Copy out the entries from the first line through the line with "74, 45, 110]", changing "ADMIT ONE" to "ENTRY PASS" and leaving everything else the same. Give only those lines.

>>>

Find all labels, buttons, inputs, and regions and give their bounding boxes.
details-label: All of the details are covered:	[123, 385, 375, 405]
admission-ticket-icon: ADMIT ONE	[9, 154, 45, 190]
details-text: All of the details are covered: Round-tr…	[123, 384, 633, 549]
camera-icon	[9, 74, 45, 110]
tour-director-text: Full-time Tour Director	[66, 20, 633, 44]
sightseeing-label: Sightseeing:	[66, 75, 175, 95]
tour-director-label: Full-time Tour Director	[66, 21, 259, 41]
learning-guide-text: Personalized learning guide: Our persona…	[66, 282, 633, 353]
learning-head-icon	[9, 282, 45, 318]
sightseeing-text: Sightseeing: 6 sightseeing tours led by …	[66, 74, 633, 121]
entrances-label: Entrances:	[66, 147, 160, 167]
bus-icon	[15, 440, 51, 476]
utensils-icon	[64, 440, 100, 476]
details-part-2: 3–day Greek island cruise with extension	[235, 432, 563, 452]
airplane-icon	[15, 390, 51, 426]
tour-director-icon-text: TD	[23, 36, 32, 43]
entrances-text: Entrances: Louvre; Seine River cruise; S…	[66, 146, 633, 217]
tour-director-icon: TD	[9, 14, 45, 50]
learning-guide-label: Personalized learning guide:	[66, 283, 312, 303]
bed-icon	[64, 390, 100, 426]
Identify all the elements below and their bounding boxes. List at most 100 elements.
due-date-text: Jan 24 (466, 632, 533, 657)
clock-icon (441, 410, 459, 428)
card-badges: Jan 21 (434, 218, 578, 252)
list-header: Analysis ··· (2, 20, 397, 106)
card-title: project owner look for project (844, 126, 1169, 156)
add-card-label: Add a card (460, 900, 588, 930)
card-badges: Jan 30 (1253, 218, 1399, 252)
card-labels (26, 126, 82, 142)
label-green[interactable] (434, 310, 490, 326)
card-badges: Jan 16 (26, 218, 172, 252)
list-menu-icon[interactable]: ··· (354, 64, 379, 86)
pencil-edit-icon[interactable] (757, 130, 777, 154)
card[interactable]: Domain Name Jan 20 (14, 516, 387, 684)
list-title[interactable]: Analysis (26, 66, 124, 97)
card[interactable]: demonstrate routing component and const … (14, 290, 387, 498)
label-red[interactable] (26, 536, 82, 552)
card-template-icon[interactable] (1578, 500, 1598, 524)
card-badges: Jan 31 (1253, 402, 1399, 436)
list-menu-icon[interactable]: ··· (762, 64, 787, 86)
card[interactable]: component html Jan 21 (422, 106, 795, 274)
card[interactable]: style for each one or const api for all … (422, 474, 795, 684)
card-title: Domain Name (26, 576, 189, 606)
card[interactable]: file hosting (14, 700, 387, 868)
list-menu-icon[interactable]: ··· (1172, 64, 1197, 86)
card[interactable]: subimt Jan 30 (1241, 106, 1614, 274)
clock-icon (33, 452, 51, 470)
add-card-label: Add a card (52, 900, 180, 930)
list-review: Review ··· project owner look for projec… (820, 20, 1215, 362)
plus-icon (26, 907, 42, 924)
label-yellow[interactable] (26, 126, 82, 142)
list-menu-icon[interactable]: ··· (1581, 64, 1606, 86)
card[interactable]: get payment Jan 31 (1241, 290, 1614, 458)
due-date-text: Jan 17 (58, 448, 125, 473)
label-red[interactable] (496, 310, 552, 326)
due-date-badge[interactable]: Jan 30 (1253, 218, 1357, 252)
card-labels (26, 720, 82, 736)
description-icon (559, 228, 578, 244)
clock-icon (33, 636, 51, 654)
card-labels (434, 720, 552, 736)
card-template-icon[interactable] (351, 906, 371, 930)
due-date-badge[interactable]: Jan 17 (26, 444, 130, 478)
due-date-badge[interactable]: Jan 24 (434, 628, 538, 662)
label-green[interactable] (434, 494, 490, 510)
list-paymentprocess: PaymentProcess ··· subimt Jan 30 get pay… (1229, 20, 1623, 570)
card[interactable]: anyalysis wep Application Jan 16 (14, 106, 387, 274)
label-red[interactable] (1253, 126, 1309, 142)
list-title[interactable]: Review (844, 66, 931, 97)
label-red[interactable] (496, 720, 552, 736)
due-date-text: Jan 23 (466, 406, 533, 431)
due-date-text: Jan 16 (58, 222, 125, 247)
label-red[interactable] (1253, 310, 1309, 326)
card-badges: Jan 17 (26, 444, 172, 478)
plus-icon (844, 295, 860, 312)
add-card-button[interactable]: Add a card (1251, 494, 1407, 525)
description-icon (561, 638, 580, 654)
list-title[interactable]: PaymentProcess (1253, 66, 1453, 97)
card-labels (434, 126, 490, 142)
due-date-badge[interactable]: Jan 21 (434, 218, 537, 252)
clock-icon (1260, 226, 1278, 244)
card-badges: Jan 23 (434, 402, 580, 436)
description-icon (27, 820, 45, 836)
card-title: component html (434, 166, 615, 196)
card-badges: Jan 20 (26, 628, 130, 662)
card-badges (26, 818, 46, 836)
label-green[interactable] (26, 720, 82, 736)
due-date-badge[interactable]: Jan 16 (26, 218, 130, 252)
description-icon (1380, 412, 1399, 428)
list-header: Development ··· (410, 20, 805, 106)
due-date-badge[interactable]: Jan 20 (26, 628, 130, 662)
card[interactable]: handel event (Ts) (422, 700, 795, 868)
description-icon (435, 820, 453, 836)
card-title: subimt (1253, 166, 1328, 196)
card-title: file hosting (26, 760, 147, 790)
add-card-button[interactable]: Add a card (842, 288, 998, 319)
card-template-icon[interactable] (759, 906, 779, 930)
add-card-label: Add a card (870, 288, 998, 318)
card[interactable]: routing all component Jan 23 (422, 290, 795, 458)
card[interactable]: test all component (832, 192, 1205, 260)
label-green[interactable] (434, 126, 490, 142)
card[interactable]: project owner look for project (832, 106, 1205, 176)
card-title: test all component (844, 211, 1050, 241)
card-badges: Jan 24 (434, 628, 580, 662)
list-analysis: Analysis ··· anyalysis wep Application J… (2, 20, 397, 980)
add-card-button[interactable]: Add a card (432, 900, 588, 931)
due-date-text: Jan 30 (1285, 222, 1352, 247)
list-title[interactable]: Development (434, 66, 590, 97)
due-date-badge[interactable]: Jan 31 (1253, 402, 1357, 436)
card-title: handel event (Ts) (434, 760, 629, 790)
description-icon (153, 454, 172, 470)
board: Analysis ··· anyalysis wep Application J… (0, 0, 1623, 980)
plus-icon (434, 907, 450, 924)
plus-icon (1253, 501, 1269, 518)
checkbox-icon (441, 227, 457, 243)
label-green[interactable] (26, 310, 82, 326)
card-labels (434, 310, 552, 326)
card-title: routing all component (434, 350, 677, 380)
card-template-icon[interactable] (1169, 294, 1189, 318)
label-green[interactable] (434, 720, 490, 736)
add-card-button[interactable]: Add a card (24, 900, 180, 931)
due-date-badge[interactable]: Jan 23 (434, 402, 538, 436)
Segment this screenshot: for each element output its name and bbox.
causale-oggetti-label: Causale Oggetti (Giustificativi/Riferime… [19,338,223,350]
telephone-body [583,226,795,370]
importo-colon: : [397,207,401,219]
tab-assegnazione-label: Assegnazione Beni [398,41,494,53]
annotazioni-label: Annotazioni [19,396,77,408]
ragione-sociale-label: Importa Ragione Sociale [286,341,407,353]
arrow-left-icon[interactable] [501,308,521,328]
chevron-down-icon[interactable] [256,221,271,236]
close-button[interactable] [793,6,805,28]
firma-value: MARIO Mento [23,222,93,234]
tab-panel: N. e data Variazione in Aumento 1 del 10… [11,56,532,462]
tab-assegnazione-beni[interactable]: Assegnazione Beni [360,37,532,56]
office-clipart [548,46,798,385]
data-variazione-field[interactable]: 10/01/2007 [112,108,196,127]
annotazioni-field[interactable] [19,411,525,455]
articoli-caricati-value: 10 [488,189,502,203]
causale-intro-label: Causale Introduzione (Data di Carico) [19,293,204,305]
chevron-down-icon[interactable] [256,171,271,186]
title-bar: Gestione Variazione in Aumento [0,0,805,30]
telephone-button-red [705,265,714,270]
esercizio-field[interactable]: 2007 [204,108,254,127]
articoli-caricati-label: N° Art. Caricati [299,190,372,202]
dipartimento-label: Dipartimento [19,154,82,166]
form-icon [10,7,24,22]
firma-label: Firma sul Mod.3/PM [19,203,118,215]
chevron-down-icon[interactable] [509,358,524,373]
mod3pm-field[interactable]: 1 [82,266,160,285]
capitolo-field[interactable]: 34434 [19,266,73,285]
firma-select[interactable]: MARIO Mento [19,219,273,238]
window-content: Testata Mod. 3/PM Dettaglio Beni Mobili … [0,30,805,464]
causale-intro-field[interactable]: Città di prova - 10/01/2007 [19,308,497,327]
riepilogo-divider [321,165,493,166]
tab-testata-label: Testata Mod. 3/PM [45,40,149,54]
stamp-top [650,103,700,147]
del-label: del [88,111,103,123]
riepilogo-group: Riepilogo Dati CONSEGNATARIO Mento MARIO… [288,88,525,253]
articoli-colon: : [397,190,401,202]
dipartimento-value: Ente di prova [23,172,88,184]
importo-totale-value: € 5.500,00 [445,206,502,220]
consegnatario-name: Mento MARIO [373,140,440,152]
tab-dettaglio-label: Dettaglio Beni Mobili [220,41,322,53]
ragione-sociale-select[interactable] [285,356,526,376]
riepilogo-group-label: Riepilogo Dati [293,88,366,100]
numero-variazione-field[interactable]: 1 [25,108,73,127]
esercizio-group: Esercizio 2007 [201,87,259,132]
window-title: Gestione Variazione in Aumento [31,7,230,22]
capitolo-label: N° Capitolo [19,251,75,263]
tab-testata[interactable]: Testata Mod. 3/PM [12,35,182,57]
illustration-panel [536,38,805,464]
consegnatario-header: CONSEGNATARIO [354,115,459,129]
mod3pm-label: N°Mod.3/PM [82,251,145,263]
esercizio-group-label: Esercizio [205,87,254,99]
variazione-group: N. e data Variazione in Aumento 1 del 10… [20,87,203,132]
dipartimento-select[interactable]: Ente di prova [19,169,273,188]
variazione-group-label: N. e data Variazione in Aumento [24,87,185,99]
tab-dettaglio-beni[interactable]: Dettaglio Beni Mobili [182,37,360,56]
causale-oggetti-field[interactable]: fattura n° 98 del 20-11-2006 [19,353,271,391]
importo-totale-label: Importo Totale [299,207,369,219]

<<<

--- EXERCISE SOLUTION ---
Find all labels, buttons, inputs, and regions and give their bounding boxes.
details-label: All of the details are covered:	[123, 385, 375, 405]
admission-ticket-icon: ENTRY PASS	[9, 154, 45, 190]
details-text: All of the details are covered: Round-tr…	[123, 384, 633, 549]
camera-icon	[9, 74, 45, 110]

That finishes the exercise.